**RECORDS TO USE**
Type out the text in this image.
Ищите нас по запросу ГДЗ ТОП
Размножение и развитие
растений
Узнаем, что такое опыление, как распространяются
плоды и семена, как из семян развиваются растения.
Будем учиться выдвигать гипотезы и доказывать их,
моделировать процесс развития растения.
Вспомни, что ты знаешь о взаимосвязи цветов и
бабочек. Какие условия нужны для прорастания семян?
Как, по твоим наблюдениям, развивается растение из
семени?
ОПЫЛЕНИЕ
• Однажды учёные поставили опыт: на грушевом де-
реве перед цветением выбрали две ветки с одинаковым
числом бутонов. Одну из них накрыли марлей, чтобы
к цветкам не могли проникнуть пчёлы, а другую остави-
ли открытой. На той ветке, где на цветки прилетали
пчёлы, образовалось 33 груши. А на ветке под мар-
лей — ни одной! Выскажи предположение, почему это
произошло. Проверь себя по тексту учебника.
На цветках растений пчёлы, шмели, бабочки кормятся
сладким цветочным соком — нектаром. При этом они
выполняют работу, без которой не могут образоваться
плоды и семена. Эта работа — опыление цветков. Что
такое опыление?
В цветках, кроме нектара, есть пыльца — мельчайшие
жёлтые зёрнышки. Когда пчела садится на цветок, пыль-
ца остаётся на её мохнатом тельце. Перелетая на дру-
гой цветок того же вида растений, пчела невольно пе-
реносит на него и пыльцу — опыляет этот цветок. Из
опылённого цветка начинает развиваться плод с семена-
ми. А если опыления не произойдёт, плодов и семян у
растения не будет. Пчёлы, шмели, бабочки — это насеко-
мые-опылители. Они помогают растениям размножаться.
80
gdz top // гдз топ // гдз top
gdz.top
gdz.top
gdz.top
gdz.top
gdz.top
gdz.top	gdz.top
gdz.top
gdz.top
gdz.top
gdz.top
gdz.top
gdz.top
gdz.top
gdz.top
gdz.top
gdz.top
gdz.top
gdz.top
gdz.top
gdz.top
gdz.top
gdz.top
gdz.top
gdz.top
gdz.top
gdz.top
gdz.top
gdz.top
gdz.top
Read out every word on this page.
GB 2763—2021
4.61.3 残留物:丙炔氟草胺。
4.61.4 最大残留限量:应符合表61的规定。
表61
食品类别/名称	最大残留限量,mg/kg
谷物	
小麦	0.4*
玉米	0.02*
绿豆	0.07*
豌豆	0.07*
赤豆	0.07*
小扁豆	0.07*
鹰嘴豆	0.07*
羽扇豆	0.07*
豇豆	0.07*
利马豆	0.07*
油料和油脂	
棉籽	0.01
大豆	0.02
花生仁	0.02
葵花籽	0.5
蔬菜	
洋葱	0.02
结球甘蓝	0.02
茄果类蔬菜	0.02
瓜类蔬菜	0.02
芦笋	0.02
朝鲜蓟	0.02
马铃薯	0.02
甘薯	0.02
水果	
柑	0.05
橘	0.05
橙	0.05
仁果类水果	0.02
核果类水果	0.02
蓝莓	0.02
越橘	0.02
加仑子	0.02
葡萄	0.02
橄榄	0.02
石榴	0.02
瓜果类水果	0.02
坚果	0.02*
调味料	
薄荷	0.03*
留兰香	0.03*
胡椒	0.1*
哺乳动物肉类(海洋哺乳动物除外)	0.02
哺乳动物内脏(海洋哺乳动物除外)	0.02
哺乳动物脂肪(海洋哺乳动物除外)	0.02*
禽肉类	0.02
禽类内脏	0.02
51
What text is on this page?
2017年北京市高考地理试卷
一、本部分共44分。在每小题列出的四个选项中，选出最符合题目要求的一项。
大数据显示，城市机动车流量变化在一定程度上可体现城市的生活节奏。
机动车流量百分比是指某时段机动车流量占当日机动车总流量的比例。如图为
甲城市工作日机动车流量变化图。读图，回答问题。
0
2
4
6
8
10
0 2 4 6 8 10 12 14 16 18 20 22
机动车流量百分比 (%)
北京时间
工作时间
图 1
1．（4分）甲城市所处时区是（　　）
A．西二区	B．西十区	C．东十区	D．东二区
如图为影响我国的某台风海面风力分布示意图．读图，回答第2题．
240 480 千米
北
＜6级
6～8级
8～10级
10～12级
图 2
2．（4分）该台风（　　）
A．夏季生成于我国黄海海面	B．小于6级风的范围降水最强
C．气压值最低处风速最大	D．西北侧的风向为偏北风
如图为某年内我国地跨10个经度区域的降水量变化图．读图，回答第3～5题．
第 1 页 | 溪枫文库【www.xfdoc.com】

**REQUIRED TASK**
Print every line of the records exactly. Omit nothing.

**THE RESULT**
Type out the text in this image.
Ищите нас по запросу ГДЗ ТОП
Размножение и развитие
растений
Узнаем, что такое опыление, как распространяются
плоды и семена, как из семян развиваются растения.
Будем учиться выдвигать гипотезы и доказывать их,
моделировать процесс развития растения.
Вспомни, что ты знаешь о взаимосвязи цветов и
бабочек. Какие условия нужны для прорастания семян?
Как, по твоим наблюдениям, развивается растение из
семени?
ОПЫЛЕНИЕ
• Однажды учёные поставили опыт: на грушевом де-
реве перед цветением выбрали две ветки с одинаковым
числом бутонов. Одну из них накрыли марлей, чтобы
к цветкам не могли проникнуть пчёлы, а другую остави-
ли открытой. На той ветке, где на цветки прилетали
пчёлы, образовалось 33 груши. А на ветке под мар-
лей — ни одной! Выскажи предположение, почему это
произошло. Проверь себя по тексту учебника.
На цветках растений пчёлы, шмели, бабочки кормятся
сладким цветочным соком — нектаром. При этом они
выполняют работу, без которой не могут образоваться
плоды и семена. Эта работа — опыление цветков. Что
такое опыление?
В цветках, кроме нектара, есть пыльца — мельчайшие
жёлтые зёрнышки. Когда пчела садится на цветок, пыль-
ца остаётся на её мохнатом тельце. Перелетая на дру-
гой цветок того же вида растений, пчела невольно пе-
реносит на него и пыльцу — опыляет этот цветок. Из
опылённого цветка начинает развиваться плод с семена-
ми. А если опыления не произойдёт, плодов и семян у
растения не будет. Пчёлы, шмели, бабочки — это насеко-
мые-опылители. Они помогают растениям размножаться.
80
gdz top // гдз топ // гдз top
gdz.top
gdz.top
gdz.top
gdz.top
gdz.top
gdz.top	gdz.top
gdz.top
gdz.top
gdz.top
gdz.top
gdz.top
gdz.top
gdz.top
gdz.top
gdz.top
gdz.top
gdz.top
gdz.top
gdz.top
gdz.top
gdz.top
gdz.top
gdz.top
gdz.top
gdz.top
gdz.top
gdz.top
gdz.top
gdz.top
Read out every word on this page.
GB 2763—2021
4.61.3 残留物:丙炔氟草胺。
4.61.4 最大残留限量:应符合表61的规定。
表61
食品类别/名称	最大残留限量,mg/kg
谷物	
小麦	0.4*
玉米	0.02*
绿豆	0.07*
豌豆	0.07*
赤豆	0.07*
小扁豆	0.07*
鹰嘴豆	0.07*
羽扇豆	0.07*
豇豆	0.07*
利马豆	0.07*
油料和油脂	
棉籽	0.01
大豆	0.02
花生仁	0.02
葵花籽	0.5
蔬菜	
洋葱	0.02
结球甘蓝	0.02
茄果类蔬菜	0.02
瓜类蔬菜	0.02
芦笋	0.02
朝鲜蓟	0.02
马铃薯	0.02
甘薯	0.02
水果	
柑	0.05
橘	0.05
橙	0.05
仁果类水果	0.02
核果类水果	0.02
蓝莓	0.02
越橘	0.02
加仑子	0.02
葡萄	0.02
橄榄	0.02
石榴	0.02
瓜果类水果	0.02
坚果	0.02*
调味料	
薄荷	0.03*
留兰香	0.03*
胡椒	0.1*
哺乳动物肉类(海洋哺乳动物除外)	0.02
哺乳动物内脏(海洋哺乳动物除外)	0.02
哺乳动物脂肪(海洋哺乳动物除外)	0.02*
禽肉类	0.02
禽类内脏	0.02
51
What text is on this page?
2017年北京市高考地理试卷
一、本部分共44分。在每小题列出的四个选项中，选出最符合题目要求的一项。
大数据显示，城市机动车流量变化在一定程度上可体现城市的生活节奏。
机动车流量百分比是指某时段机动车流量占当日机动车总流量的比例。如图为
甲城市工作日机动车流量变化图。读图，回答问题。
0
2
4
6
8
10
0 2 4 6 8 10 12 14 16 18 20 22
机动车流量百分比 (%)
北京时间
工作时间
图 1
1．（4分）甲城市所处时区是（　　）
A．西二区	B．西十区	C．东十区	D．东二区
如图为影响我国的某台风海面风力分布示意图．读图，回答第2题．
240 480 千米
北
＜6级
6～8级
8～10级
10～12级
图 2
2．（4分）该台风（　　）
A．夏季生成于我国黄海海面	B．小于6级风的范围降水最强
C．气压值最低处风速最大	D．西北侧的风向为偏北风
如图为某年内我国地跨10个经度区域的降水量变化图．读图，回答第3～5题．
第 1 页 | 溪枫文库【www.xfdoc.com】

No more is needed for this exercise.